**WHAT THE TASK ASKS**
Find the lines below that contain the word "JSON" and count them. Only the number should be given.

**RECORDS SHOWN**
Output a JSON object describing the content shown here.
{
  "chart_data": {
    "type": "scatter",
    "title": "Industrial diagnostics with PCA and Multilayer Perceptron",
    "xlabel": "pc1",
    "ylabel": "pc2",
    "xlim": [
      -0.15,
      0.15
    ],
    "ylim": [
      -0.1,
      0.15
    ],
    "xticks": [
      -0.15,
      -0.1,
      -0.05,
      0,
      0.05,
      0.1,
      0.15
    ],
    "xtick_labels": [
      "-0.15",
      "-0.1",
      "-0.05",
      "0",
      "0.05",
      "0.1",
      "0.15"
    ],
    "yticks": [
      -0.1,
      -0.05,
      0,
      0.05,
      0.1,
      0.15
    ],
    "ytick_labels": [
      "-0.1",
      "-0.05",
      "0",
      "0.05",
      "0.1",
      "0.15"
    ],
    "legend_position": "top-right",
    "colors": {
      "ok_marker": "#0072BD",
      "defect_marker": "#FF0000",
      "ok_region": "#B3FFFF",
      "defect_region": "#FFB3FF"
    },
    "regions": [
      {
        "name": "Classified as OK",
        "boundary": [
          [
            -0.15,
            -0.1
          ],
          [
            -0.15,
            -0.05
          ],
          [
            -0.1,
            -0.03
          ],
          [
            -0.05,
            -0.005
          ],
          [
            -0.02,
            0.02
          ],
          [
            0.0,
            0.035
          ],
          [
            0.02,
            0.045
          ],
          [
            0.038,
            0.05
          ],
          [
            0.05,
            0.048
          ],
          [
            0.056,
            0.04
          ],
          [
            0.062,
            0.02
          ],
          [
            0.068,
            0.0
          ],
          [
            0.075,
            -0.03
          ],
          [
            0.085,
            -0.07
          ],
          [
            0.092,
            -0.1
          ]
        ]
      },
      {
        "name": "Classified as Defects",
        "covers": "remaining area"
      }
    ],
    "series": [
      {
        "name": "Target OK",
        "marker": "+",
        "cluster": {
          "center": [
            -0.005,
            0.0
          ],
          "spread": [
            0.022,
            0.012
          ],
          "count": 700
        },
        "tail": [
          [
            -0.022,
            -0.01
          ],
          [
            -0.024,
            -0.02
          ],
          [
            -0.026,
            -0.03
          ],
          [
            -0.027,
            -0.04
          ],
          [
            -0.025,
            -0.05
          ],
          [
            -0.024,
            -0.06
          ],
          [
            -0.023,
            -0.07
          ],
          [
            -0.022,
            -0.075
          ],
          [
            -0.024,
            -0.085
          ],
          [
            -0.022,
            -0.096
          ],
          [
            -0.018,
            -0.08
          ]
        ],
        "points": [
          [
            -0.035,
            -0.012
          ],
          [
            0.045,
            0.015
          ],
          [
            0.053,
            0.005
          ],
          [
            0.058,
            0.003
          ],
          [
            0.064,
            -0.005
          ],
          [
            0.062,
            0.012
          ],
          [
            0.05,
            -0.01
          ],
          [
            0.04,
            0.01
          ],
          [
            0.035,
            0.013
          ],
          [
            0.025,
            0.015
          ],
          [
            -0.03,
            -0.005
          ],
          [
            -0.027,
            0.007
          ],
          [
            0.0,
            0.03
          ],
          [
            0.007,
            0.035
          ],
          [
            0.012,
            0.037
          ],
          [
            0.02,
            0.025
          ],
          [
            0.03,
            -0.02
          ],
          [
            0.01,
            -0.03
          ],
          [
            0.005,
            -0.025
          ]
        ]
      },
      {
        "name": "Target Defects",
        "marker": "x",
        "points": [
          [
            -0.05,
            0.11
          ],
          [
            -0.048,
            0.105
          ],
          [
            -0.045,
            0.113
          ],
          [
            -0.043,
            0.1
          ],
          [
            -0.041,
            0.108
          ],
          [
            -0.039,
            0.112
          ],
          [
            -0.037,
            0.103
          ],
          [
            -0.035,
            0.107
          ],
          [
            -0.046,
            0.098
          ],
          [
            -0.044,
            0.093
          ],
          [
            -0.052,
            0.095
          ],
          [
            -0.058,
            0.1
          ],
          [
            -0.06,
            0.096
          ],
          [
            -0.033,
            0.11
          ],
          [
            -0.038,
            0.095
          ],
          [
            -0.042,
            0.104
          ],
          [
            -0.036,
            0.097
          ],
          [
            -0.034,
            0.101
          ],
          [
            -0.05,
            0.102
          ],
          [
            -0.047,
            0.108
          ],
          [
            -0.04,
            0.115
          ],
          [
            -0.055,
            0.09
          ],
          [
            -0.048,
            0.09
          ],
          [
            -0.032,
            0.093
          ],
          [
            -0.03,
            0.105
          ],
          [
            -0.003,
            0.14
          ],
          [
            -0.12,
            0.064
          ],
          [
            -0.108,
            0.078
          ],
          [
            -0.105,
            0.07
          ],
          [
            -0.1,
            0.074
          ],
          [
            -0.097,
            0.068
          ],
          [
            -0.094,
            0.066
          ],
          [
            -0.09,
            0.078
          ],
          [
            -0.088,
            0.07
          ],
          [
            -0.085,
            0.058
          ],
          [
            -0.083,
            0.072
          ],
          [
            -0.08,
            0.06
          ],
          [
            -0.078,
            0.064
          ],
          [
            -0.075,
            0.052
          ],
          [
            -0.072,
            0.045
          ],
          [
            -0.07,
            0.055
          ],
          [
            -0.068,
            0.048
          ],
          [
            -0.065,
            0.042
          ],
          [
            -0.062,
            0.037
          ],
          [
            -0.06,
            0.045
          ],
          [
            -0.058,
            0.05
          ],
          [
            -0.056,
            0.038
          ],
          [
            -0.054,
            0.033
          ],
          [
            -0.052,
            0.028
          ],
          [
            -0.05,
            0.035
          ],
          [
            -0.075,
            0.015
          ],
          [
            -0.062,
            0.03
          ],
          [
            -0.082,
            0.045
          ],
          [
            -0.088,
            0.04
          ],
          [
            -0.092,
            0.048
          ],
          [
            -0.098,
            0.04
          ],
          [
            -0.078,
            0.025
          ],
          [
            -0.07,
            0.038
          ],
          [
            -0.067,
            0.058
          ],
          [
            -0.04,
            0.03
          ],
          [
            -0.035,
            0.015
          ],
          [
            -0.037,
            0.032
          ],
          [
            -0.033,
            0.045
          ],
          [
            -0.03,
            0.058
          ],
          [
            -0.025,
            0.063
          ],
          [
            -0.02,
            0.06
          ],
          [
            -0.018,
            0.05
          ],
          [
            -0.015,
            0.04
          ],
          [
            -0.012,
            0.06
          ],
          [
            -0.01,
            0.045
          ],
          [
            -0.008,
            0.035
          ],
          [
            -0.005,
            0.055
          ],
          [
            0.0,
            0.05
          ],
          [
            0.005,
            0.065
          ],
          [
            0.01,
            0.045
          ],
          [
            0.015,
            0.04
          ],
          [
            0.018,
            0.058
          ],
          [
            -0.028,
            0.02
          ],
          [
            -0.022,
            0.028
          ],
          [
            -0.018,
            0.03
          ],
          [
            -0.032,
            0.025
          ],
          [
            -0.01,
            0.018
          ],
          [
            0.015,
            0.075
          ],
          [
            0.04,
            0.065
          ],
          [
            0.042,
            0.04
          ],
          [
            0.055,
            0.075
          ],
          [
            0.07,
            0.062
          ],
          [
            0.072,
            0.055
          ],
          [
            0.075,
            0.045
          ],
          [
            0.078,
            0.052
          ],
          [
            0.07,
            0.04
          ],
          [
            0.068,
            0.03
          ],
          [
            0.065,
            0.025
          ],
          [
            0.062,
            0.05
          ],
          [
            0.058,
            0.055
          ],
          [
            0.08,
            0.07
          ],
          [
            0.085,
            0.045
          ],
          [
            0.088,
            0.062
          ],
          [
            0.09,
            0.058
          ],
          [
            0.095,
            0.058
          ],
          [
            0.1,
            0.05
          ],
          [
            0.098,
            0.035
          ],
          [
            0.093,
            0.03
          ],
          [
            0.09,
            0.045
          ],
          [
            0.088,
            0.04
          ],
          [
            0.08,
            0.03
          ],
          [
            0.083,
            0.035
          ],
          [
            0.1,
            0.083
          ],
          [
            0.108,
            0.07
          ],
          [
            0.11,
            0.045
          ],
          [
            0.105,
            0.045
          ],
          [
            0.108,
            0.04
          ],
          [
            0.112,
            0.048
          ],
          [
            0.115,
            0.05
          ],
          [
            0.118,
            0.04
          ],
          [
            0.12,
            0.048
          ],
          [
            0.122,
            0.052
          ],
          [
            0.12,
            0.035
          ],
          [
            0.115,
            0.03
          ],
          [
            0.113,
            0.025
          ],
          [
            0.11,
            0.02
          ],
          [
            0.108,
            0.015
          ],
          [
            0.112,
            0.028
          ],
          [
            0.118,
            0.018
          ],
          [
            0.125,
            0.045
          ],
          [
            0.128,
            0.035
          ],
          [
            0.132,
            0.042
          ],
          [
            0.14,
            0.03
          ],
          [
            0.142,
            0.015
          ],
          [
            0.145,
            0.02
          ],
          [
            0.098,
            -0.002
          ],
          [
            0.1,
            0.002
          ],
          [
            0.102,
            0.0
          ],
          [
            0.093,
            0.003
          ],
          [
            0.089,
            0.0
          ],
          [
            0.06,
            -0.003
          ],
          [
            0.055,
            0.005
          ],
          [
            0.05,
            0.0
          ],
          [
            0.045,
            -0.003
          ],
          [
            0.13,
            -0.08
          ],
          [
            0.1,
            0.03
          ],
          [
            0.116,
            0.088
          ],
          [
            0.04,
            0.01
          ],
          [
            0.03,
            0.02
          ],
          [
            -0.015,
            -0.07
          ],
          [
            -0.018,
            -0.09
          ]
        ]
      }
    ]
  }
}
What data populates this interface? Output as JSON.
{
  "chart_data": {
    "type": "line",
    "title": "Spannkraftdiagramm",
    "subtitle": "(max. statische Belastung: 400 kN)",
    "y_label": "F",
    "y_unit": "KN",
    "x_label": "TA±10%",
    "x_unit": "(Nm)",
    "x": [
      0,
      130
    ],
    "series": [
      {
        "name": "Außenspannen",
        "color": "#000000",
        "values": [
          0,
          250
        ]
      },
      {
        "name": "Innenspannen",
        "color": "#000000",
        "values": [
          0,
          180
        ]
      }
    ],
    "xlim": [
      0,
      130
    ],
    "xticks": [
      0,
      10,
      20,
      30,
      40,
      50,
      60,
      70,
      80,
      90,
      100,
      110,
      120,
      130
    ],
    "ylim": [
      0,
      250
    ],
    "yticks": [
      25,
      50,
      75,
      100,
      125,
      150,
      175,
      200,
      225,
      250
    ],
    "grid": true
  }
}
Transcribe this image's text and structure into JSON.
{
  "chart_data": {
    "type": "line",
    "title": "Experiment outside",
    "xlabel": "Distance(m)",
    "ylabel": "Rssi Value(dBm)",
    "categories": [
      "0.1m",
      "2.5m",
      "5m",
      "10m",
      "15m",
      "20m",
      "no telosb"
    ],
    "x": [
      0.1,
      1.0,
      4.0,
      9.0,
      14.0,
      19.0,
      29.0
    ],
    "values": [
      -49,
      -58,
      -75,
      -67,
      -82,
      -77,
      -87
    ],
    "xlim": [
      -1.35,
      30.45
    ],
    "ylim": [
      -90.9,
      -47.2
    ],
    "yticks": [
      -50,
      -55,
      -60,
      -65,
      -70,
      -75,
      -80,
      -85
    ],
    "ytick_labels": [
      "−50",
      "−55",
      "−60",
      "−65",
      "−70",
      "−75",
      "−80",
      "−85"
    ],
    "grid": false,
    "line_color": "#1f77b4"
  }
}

**SOLUTION TO THIS PROBLEM**
3